Quelle:
Der Industrielle und Kunstsammler Herbert Liaunig hat mehrere Wohnsitze in Österreich, darunter eine Wohnung auf der Dominikanerbastei in Wien. Uns hat er erzählt, dass er für sein Leben gerne Schritte zählt und bedauert, immer wieder im falschen Schneckenhaus zu stecken.

Architektur hat mich immer schon interessiert. Seit ich beruflich tätig bin, habe ich ein Faible für die Gestaltung von Räumen. Meine ersten großen Projekte habe ich mit Günther Domenig gemacht. Das war 1982. Später dann kamen noch Josef Lackner, Thom Mayne und Coop Himmelb(l)au dazu. Und in Upstate New York habe ich ein Sommerhaus, das sogenannte Y-House, das ich mit dem amerikanischen Architekten Steven Holl realisiert habe.

Der Kampf zwischen Kunst und Raum: In der Wohnung wird man von etlichen Bildern und Plastiken begrüßt.
Foto: Nathan Murrell

Ich habe all meine Projekte gut und gerne gemacht und habe mich in der Rolle des Bauherrn fast immer sehr wohl gefühlt. Das ist wohl auch der Grund, warum ich und meine Unternehmen etliche Male mit dem Österreichischen Bauherrenpreis ausgezeichnet wurden. Ich finde, einen guten Bauherrn macht aus, dass er sich sehr sorgfältig überlegt, was er will, und dass er viel Zeit und Gefühl in die Auswahl des Architekten investiert. Ab dann ist die wichtigste Spielregel, den Architekten walten zu lassen und sich in den Planungs- und Bauprozess ja nicht mehr einzumischen. Das wird leider viel zu selten bedacht, und dann kommt es zu all den Kostenexplosionen und Bauverzögerungen!

Aufgelistete Einträge:
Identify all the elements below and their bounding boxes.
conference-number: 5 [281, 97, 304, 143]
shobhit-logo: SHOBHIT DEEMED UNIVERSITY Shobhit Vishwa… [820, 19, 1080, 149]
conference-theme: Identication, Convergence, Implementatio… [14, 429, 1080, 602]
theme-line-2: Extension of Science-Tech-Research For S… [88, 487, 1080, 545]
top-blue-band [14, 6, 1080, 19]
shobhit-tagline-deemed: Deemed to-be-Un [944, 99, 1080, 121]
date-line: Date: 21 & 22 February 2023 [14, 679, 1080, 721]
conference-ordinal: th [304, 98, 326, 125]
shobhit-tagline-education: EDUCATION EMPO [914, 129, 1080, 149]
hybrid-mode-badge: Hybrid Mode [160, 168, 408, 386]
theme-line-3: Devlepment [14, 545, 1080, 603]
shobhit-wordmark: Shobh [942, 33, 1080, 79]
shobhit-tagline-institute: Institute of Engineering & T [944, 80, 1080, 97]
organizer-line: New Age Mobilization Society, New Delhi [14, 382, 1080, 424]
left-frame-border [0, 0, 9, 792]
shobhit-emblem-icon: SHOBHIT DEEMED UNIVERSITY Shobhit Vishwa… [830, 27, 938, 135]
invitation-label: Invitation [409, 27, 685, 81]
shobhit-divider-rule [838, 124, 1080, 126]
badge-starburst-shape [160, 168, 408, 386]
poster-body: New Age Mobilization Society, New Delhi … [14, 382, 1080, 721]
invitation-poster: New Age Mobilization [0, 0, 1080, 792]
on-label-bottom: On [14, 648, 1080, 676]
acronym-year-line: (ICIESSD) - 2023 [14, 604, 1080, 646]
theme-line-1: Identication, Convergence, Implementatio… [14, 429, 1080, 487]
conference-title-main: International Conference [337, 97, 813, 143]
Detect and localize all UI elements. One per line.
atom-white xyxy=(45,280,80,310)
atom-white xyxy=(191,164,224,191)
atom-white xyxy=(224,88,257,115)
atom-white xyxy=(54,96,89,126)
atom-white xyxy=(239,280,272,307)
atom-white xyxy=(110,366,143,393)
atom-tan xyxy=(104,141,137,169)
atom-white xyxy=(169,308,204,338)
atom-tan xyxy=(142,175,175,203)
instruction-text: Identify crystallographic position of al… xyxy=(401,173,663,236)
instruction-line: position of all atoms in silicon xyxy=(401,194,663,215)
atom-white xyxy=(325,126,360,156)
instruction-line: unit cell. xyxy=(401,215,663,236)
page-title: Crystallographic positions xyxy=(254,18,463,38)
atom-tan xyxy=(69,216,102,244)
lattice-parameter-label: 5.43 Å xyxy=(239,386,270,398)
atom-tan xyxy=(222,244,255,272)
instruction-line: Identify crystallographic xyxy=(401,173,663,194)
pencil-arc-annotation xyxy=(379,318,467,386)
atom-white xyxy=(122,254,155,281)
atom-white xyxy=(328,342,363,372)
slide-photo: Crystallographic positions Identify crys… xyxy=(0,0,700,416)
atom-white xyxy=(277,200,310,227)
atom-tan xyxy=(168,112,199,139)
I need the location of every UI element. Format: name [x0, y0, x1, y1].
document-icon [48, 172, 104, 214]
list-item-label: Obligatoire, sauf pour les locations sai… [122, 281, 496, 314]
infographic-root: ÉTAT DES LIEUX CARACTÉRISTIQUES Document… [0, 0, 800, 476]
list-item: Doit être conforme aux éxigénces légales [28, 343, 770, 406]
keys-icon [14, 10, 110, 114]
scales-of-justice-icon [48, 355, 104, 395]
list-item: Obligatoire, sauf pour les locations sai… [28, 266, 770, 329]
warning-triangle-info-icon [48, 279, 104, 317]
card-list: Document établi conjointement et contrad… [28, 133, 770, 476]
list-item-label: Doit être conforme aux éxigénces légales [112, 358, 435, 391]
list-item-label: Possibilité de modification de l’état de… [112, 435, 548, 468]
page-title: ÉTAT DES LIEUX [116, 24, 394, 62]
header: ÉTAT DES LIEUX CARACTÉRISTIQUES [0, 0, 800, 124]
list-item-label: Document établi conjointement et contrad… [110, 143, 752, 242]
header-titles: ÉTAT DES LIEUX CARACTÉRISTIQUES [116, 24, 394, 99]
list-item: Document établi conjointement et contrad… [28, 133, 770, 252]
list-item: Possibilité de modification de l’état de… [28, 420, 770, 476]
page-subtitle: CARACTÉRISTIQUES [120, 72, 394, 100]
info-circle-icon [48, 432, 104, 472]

Zu erledigende Aufgaben:
1) Fasse im Text über Herbert Liaunig den Absatz, der mit „Ich habe all meine Projekte“ beginnt, als kurze Stichpunktliste zusammen, ohne seine wesentlichen Fakten wegzulassen.
2) Gib den Abschnitt von „Der Industrielle und“ bis „Schneckenhaus zu stecken.“ aus dem Text über Herbert Liaunig erneut wieder und setze dabei „Salzburg“ an die Stelle von „Wien“.

Lösungen:
1)
- Alle Projekte gut und gerne gemacht, in der Rolle des Bauherrn fast immer sehr wohlgefühlt
- Vermutlich deshalb etliche Male (persönlich und mit den eigenen Unternehmen) mit dem Österreichischen Bauherrenpreis ausgezeichnet
- Guter Bauherr: überlegt sorgfältig, was er will, und investiert viel Zeit und Gefühl in die Auswahl des Architekten
- Danach wichtigste Spielregel: den Architekten walten lassen und sich nicht mehr in Planung und Bau einmischen
- Wird viel zu selten bedacht, daher Kostenexplosionen und Bauverzögerungen

2)
Der Industrielle und Kunstsammler Herbert Liaunig hat mehrere Wohnsitze in Österreich, darunter eine Wohnung auf der Dominikanerbastei in Salzburg. Uns hat er erzählt, dass er für sein Leben gerne Schritte zählt und bedauert, immer wieder im falschen Schneckenhaus zu stecken.